··· Records shown ···

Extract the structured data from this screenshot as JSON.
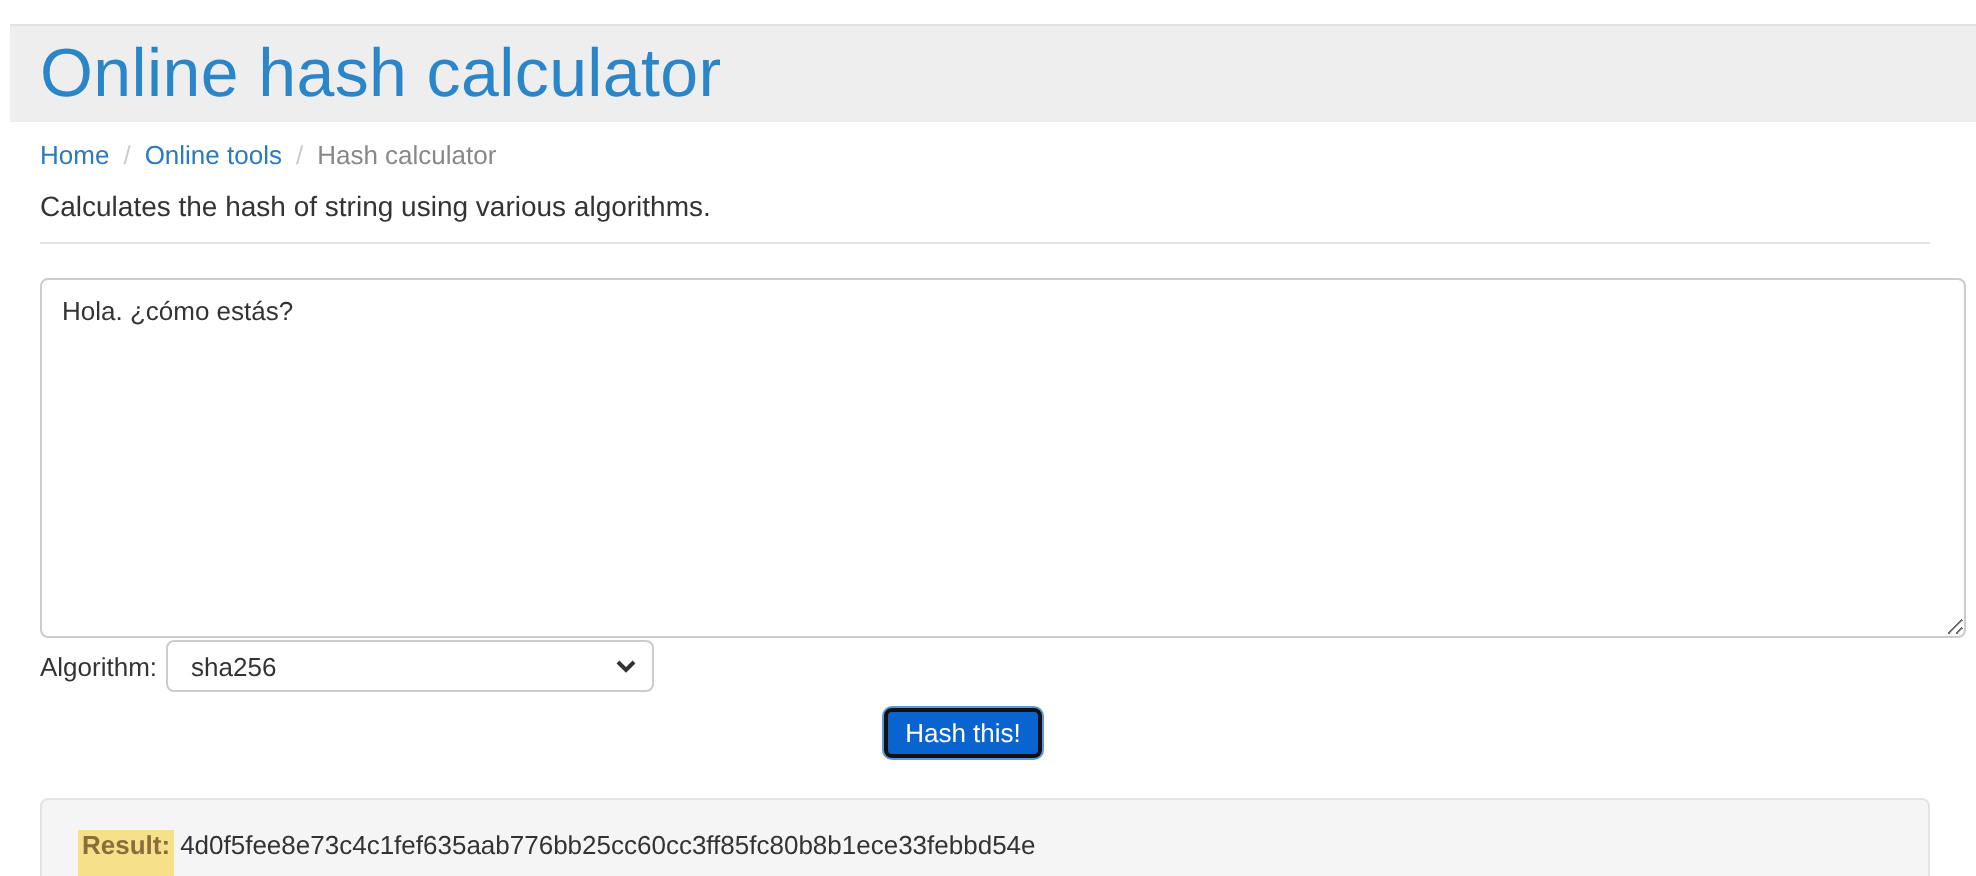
{
  "page": {
    "title": "Online hash calculator"
  },
  "breadcrumb": [
    {
      "label": "Home",
      "kind": "link"
    },
    {
      "label": "Online tools",
      "kind": "link"
    },
    {
      "label": "Hash calculator",
      "kind": "current"
    }
  ],
  "separator": "/",
  "description": "Calculates the hash of string using various algorithms.",
  "input": {
    "value": "Hola. ¿cómo estás?"
  },
  "algorithm": {
    "label": "Algorithm:",
    "value": "sha256"
  },
  "button": "Hash this!",
  "result": {
    "label": "Result:",
    "value": "4d0f5fee8e73c4c1fef635aab776bb25cc60cc3ff85fc80b8b1ece33febbd54e"
  }
}
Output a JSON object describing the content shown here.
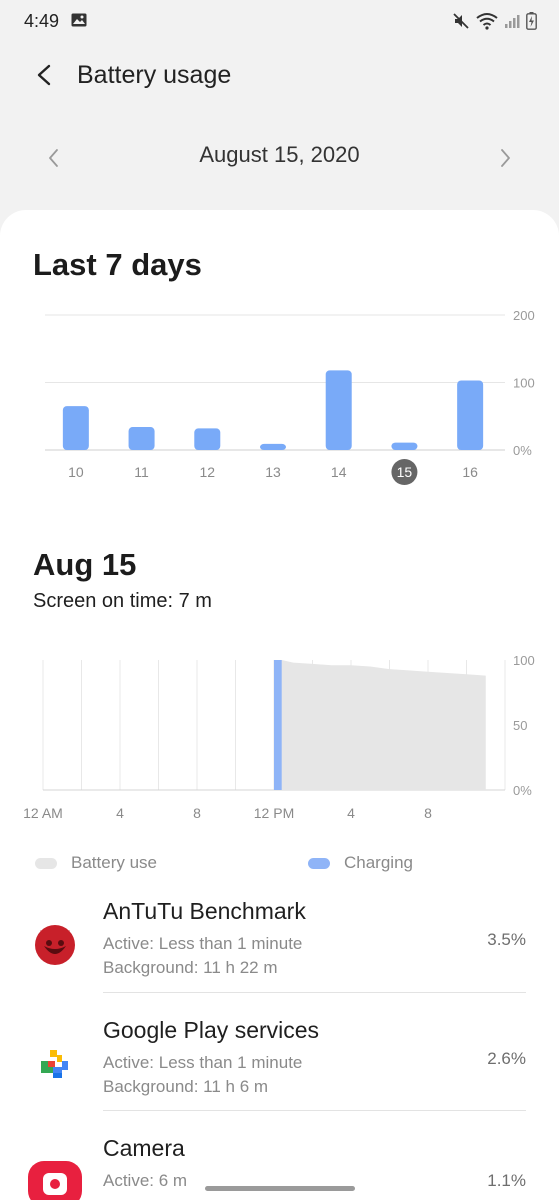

···

* _Instructions to follow_
Output the entries above exactly, without their pictures.

* _The output_
Extract the structured data from this screenshot as JSON.
{
  "page": {
    "title": "Online hash calculator"
  },
  "breadcrumb": [
    {
      "label": "Home",
      "kind": "link"
    },
    {
      "label": "Online tools",
      "kind": "link"
    },
    {
      "label": "Hash calculator",
      "kind": "current"
    }
  ],
  "separator": "/",
  "description": "Calculates the hash of string using various algorithms.",
  "input": {
    "value": "Hola. ¿cómo estás?"
  },
  "algorithm": {
    "label": "Algorithm:",
    "value": "sha256"
  },
  "button": "Hash this!",
  "result": {
    "label": "Result:",
    "value": "4d0f5fee8e73c4c1fef635aab776bb25cc60cc3ff85fc80b8b1ece33febbd54e"
  }
}
Output a JSON object describing the content shown here.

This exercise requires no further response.